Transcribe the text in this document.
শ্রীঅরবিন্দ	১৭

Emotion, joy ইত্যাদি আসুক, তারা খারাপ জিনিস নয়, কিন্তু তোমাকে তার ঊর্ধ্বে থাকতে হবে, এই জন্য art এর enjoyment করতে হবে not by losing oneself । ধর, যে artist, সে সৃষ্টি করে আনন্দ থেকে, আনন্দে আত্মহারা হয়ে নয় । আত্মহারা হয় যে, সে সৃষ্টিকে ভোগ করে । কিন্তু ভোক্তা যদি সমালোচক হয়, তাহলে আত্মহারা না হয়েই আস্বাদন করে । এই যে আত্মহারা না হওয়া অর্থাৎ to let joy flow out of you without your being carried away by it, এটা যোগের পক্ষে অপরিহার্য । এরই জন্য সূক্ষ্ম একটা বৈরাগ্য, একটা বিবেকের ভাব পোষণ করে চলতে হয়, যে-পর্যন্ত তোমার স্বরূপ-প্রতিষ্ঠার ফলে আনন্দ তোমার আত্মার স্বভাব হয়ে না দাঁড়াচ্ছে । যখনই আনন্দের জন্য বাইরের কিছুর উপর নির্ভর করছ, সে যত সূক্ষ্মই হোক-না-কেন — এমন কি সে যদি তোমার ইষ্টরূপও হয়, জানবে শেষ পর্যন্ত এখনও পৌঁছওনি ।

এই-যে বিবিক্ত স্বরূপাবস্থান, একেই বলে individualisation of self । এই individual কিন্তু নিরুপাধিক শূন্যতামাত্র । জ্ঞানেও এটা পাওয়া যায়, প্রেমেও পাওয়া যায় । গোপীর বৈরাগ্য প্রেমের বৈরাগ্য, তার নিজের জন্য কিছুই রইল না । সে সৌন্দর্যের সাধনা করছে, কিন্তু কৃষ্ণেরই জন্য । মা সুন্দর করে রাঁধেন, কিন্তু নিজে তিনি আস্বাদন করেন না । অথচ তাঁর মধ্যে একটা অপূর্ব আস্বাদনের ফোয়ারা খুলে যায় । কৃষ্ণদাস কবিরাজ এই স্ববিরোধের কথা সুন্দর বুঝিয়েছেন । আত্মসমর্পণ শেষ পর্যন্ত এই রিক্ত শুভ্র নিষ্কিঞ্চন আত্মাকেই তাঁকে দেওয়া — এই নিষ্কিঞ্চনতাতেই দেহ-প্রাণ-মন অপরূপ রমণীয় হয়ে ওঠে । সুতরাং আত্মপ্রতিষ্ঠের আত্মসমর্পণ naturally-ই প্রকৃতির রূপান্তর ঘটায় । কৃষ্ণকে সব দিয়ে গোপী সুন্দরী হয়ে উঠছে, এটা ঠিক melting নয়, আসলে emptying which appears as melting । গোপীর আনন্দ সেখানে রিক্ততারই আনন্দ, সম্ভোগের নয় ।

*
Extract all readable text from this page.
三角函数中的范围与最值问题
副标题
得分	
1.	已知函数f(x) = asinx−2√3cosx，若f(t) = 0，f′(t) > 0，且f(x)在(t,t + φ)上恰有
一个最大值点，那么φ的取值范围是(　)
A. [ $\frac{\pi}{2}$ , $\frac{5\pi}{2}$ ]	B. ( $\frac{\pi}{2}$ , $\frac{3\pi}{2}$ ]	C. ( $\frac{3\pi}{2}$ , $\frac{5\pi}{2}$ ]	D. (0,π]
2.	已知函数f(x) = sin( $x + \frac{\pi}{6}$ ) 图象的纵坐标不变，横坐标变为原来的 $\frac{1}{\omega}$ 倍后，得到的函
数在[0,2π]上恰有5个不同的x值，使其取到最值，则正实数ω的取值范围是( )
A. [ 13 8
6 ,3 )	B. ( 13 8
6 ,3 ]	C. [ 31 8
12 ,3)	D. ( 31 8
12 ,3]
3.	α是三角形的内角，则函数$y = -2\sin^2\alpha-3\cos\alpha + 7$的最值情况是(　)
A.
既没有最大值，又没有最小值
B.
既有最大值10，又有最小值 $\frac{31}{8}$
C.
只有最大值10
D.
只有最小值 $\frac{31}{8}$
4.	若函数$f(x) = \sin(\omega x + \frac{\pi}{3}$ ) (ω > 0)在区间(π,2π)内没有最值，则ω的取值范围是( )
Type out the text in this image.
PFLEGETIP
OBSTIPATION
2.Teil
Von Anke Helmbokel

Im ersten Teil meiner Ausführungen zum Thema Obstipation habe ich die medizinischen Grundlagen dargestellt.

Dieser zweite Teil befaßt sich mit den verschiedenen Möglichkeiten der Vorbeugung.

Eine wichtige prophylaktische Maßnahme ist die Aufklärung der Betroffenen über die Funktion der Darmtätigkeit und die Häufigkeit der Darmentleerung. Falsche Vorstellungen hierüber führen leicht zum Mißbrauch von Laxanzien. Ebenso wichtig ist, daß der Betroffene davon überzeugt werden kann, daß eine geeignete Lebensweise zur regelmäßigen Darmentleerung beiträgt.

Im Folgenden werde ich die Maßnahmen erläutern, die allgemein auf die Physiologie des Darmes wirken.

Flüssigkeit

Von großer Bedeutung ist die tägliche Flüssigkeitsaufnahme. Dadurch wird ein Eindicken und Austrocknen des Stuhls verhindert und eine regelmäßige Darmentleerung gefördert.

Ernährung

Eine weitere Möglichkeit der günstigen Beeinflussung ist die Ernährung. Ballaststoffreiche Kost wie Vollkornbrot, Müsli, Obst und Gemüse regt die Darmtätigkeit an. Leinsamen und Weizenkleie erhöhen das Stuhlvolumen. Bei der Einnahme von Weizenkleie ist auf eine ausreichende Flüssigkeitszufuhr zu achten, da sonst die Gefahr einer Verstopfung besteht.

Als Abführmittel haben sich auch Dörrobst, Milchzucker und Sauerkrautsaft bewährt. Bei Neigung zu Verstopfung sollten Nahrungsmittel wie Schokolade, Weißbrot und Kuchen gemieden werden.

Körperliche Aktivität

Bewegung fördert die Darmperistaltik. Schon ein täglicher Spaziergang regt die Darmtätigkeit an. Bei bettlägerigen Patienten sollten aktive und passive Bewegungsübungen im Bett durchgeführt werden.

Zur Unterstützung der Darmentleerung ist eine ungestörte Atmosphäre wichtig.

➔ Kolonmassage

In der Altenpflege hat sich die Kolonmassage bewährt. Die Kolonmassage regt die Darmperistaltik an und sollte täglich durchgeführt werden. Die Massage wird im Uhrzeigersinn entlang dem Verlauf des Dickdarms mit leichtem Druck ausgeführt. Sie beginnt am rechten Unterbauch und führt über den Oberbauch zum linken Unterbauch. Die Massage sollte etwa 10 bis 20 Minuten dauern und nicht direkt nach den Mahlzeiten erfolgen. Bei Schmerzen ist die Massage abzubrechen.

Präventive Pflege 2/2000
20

***

* _Your objective_: Above are the records; retype every one exactly.

* _Result_:
Transcribe the text in this document.
শ্রীঅরবিন্দ	১৭

Emotion, joy ইত্যাদি আসুক, তারা খারাপ জিনিস নয়, কিন্তু তোমাকে তার ঊর্ধ্বে থাকতে হবে, এই জন্য art এর enjoyment করতে হবে not by losing oneself । ধর, যে artist, সে সৃষ্টি করে আনন্দ থেকে, আনন্দে আত্মহারা হয়ে নয় । আত্মহারা হয় যে, সে সৃষ্টিকে ভোগ করে । কিন্তু ভোক্তা যদি সমালোচক হয়, তাহলে আত্মহারা না হয়েই আস্বাদন করে । এই যে আত্মহারা না হওয়া অর্থাৎ to let joy flow out of you without your being carried away by it, এটা যোগের পক্ষে অপরিহার্য । এরই জন্য সূক্ষ্ম একটা বৈরাগ্য, একটা বিবেকের ভাব পোষণ করে চলতে হয়, যে-পর্যন্ত তোমার স্বরূপ-প্রতিষ্ঠার ফলে আনন্দ তোমার আত্মার স্বভাব হয়ে না দাঁড়াচ্ছে । যখনই আনন্দের জন্য বাইরের কিছুর উপর নির্ভর করছ, সে যত সূক্ষ্মই হোক-না-কেন — এমন কি সে যদি তোমার ইষ্টরূপও হয়, জানবে শেষ পর্যন্ত এখনও পৌঁছওনি ।

এই-যে বিবিক্ত স্বরূপাবস্থান, একেই বলে individualisation of self । এই individual কিন্তু নিরুপাধিক শূন্যতামাত্র । জ্ঞানেও এটা পাওয়া যায়, প্রেমেও পাওয়া যায় । গোপীর বৈরাগ্য প্রেমের বৈরাগ্য, তার নিজের জন্য কিছুই রইল না । সে সৌন্দর্যের সাধনা করছে, কিন্তু কৃষ্ণেরই জন্য । মা সুন্দর করে রাঁধেন, কিন্তু নিজে তিনি আস্বাদন করেন না । অথচ তাঁর মধ্যে একটা অপূর্ব আস্বাদনের ফোয়ারা খুলে যায় । কৃষ্ণদাস কবিরাজ এই স্ববিরোধের কথা সুন্দর বুঝিয়েছেন । আত্মসমর্পণ শেষ পর্যন্ত এই রিক্ত শুভ্র নিষ্কিঞ্চন আত্মাকেই তাঁকে দেওয়া — এই নিষ্কিঞ্চনতাতেই দেহ-প্রাণ-মন অপরূপ রমণীয় হয়ে ওঠে । সুতরাং আত্মপ্রতিষ্ঠের আত্মসমর্পণ naturally-ই প্রকৃতির রূপান্তর ঘটায় । কৃষ্ণকে সব দিয়ে গোপী সুন্দরী হয়ে উঠছে, এটা ঠিক melting নয়, আসলে emptying which appears as melting । গোপীর আনন্দ সেখানে রিক্ততারই আনন্দ, সম্ভোগের নয় ।

*
Extract all readable text from this page.
三角函数中的范围与最值问题
副标题
得分	
1.	已知函数f(x) = asinx−2√3cosx，若f(t) = 0，f′(t) > 0，且f(x)在(t,t + φ)上恰有
一个最大值点，那么φ的取值范围是(　)
A. [ $\frac{\pi}{2}$ , $\frac{5\pi}{2}$ ]	B. ( $\frac{\pi}{2}$ , $\frac{3\pi}{2}$ ]	C. ( $\frac{3\pi}{2}$ , $\frac{5\pi}{2}$ ]	D. (0,π]
2.	已知函数f(x) = sin( $x + \frac{\pi}{6}$ ) 图象的纵坐标不变，横坐标变为原来的 $\frac{1}{\omega}$ 倍后，得到的函
数在[0,2π]上恰有5个不同的x值，使其取到最值，则正实数ω的取值范围是( )
A. [ 13 8
6 ,3 )	B. ( 13 8
6 ,3 ]	C. [ 31 8
12 ,3)	D. ( 31 8
12 ,3]
3.	α是三角形的内角，则函数$y = -2\sin^2\alpha-3\cos\alpha + 7$的最值情况是(　)
A.
既没有最大值，又没有最小值
B.
既有最大值10，又有最小值 $\frac{31}{8}$
C.
只有最大值10
D.
只有最小值 $\frac{31}{8}$
4.	若函数$f(x) = \sin(\omega x + \frac{\pi}{3}$ ) (ω > 0)在区间(π,2π)内没有最值，则ω的取值范围是( )
Type out the text in this image.
PFLEGETIP
OBSTIPATION
2.Teil
Von Anke Helmbokel

Im ersten Teil meiner Ausführungen zum Thema Obstipation habe ich die medizinischen Grundlagen dargestellt.

Dieser zweite Teil befaßt sich mit den verschiedenen Möglichkeiten der Vorbeugung.

Eine wichtige prophylaktische Maßnahme ist die Aufklärung der Betroffenen über die Funktion der Darmtätigkeit und die Häufigkeit der Darmentleerung. Falsche Vorstellungen hierüber führen leicht zum Mißbrauch von Laxanzien. Ebenso wichtig ist, daß der Betroffene davon überzeugt werden kann, daß eine geeignete Lebensweise zur regelmäßigen Darmentleerung beiträgt.

Im Folgenden werde ich die Maßnahmen erläutern, die allgemein auf die Physiologie des Darmes wirken.

Flüssigkeit

Von großer Bedeutung ist die tägliche Flüssigkeitsaufnahme. Dadurch wird ein Eindicken und Austrocknen des Stuhls verhindert und eine regelmäßige Darmentleerung gefördert.

Ernährung

Eine weitere Möglichkeit der günstigen Beeinflussung ist die Ernährung. Ballaststoffreiche Kost wie Vollkornbrot, Müsli, Obst und Gemüse regt die Darmtätigkeit an. Leinsamen und Weizenkleie erhöhen das Stuhlvolumen. Bei der Einnahme von Weizenkleie ist auf eine ausreichende Flüssigkeitszufuhr zu achten, da sonst die Gefahr einer Verstopfung besteht.

Als Abführmittel haben sich auch Dörrobst, Milchzucker und Sauerkrautsaft bewährt. Bei Neigung zu Verstopfung sollten Nahrungsmittel wie Schokolade, Weißbrot und Kuchen gemieden werden.

Körperliche Aktivität

Bewegung fördert die Darmperistaltik. Schon ein täglicher Spaziergang regt die Darmtätigkeit an. Bei bettlägerigen Patienten sollten aktive und passive Bewegungsübungen im Bett durchgeführt werden.

Zur Unterstützung der Darmentleerung ist eine ungestörte Atmosphäre wichtig.

➔ Kolonmassage

In der Altenpflege hat sich die Kolonmassage bewährt. Die Kolonmassage regt die Darmperistaltik an und sollte täglich durchgeführt werden. Die Massage wird im Uhrzeigersinn entlang dem Verlauf des Dickdarms mit leichtem Druck ausgeführt. Sie beginnt am rechten Unterbauch und führt über den Oberbauch zum linken Unterbauch. Die Massage sollte etwa 10 bis 20 Minuten dauern und nicht direkt nach den Mahlzeiten erfolgen. Bei Schmerzen ist die Massage abzubrechen.

Präventive Pflege 2/2000
20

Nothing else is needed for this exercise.